SEGMENT DE TEXTE:
● ● ● ● ●
[ mercredi 15 octobre ]
Je me recompose, d'extérieur en intérieur je me suis recomposée,
seulement composée, peut-être, entre une vieille mélodie jouée à plusieurs
main et ma mélodie à moi seule, une mélodie qui ressemblerait à quelque chose
de bien quelque chose de calme quelque chose qui aurait à voir avec la douceur,
la liberté, qui aurait à voir avec un ciel blanc d'hiver ou le rouge d'un
autre automne. Enfin. Encore. Et les lumières de la ville. La ville si
elle s'endort, les lumières restent là, je les prends avec moi, tous le temps
maintenant. C'est une mélodie que j'aime tout simplement, si naïvement.
Je ne m'affranchirai jamais plus de ces années qui me pèsent qu'ici et maintenant,
je ne serai jamais plus libre et plus grande de ça qu'ici et maintenant, ici
où je vis maintenant que la belle saison s'installe à la table de la cuisine.
Je ne me sentirai jamais plus belle qu'à vivre là, à deux pas de chez toi et dans ton ignorance, jamais plus forte de ma
solitude qu'à vivre là, dans ton ignorance de cette vie-là, la mienne, maintenant.
Dans cette ville qui pourrait ne pas exister, qui pourrait aisément être rayée de la carte
pour une raison, une autre, parce que vu de l'extérieur le temps n'y passe pas
vraiment, le Temps ne se passe pas ici, et pourtant. Je ne vivrai sûrement
jamais plus qu'en étant là, j'ai jamais su pourquoi. Mais je suis là, maintenant, et si c'est un retour, il n'en a pas le goût.
Il n'a rien à envier aux grands départs, ce retour, il n'a pas à se soucier de l'ailleurs, il peut rester là et
attendre indéfiniment que les lumières de la ville finissent par s'éteindre, il peut dormir tranquille et se réveiller demain
sans que je le regrette ou le malmène. Il y a dans les villes anonymes de province de la place pour tous les endroits du monde, pour les
revêtir d'un jour à l'autre, pour en changer comme de chemises et de chaussures sans talons d'un matin à l'autre, selon la
couleur du jour et la saveur du temps. Il y a toujours dans les villes anonymes de province de la place pour construire
l'imaginaire, et pour le nourrir, ici, on a tout le temps. Dans ma ville il y a l'amérique l'italie la corée et l'afrique dans
ma ville on y parle toutes les langues on en invente pour celles qui disparaissent de par le monde dans ma ville il y a des jardins
des lacs de montagnes des plages de galets ou de sable fin des chateaux anglais et des ponts suspendus au-dessus de la méditerranée.
● ● ● ● ●
DEMANDE ÉCRITE 1:
Répondez aux questions suivantes sur le texte daté du mercredi 15 octobre.
(a) Quelle date figure en tête du texte ?
(b) D'après le texte, où la belle saison s'installe-t-elle ?
(c) Selon le texte, quels pays et continents y a-t-il dans « ma ville » ?
DEMANDE ÉCRITE 2: Poursuivez le texte daté du mercredi 15 octobre à partir de sa dernière phrase.

SECTION DE DONNÉES:
● ● ● ● ●
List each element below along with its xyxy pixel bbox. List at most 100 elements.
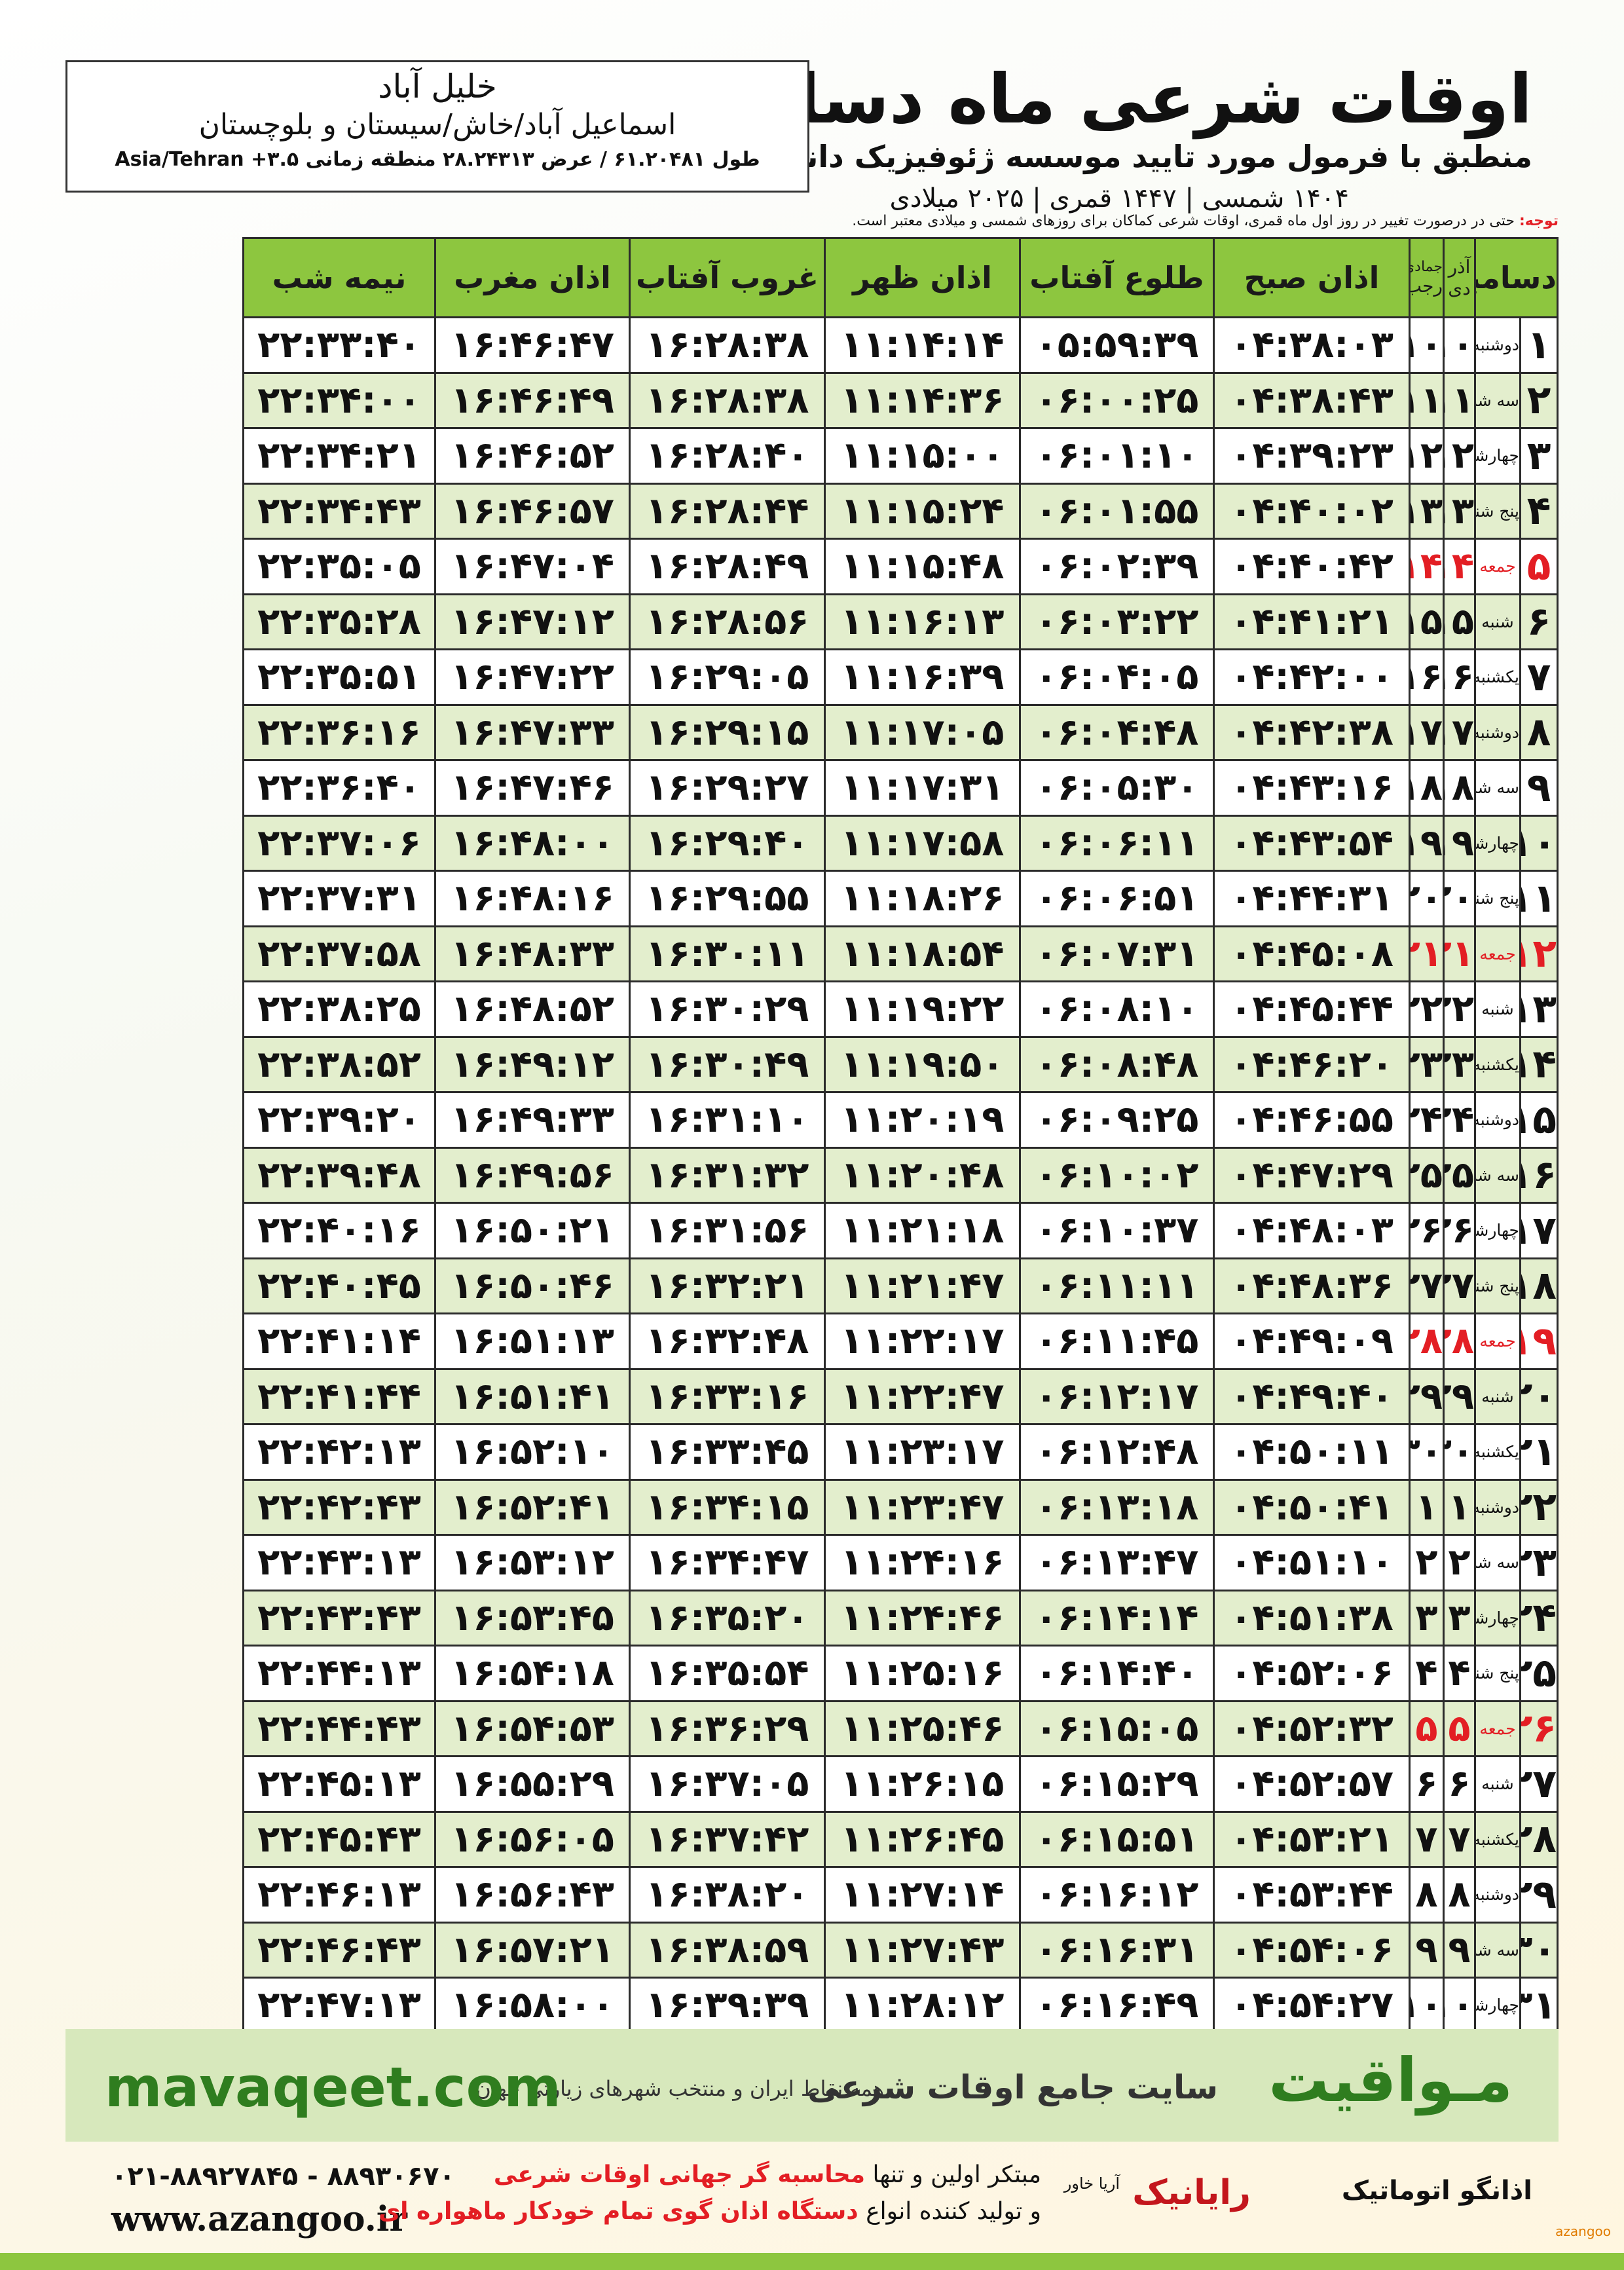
● ● ● ● ●
RÉPONSE 1:
(a) Le mercredi 15 octobre.
(b) À la table de la cuisine.
(c) L'Amérique, l'Italie, la Corée et l'Afrique.

RÉPONSE 2:
Pourtant dans ma ville, il n'y a rien. Je suis au-milieu du monde mais dans un endroit que le monde ne voit pas, le
monde vit sans ces villes-là. Dans ma ville il n'y a rien que des cailloux dont on fait des trottoirs des entreprises
dites industrielles des pavillons dits de banlieue - mon pire n'est pas celui qu'on croit - , pourtant dans ma ville il y a tout autre chose que ça. Je n'y ai
besoin de personne, personne ne m'y cherche et personne ne m'y trouve et je m'en moque, j'ai toute la place que je veux pour
m'imaginer ailleurs ou pour m'imaginer celle que je suis ici à cet instant. Et jusque là, il n'y a jamais qu'ici que je sache faire
celà. Moi voyez j'aurais bien laisser tomber le monde entier, je lui aurait fermer la porte au nez pour le rêver. J'aurais,
j'aurais... non, je l'ai fait. Voilà ce que j'ai fait. Penchée sur la mappemonde j'ai dit non. Dans ma ville je
suis partout à la fois, il n'y a qu'ici que je sache faire celà. Enfermée d'un trop bon gré dans une tour dorée des années
mille-neuf-cent-soixante-dix d'un coin sans charme et sans feux d'artifices, je ne me contente pas de peu: j'ai tout l'univers
à inventer rien que pour moi.
Et je n'ai rien de ce que vous appeleriez réussite, et je n'ai rien de la réussite des gens d'ici, je n'ai
rien dont je sois fière et je m'en moque, j'ai tout l'univers à inventer rien que pour moi. Même pas vu d'ici, vu
de chez moi.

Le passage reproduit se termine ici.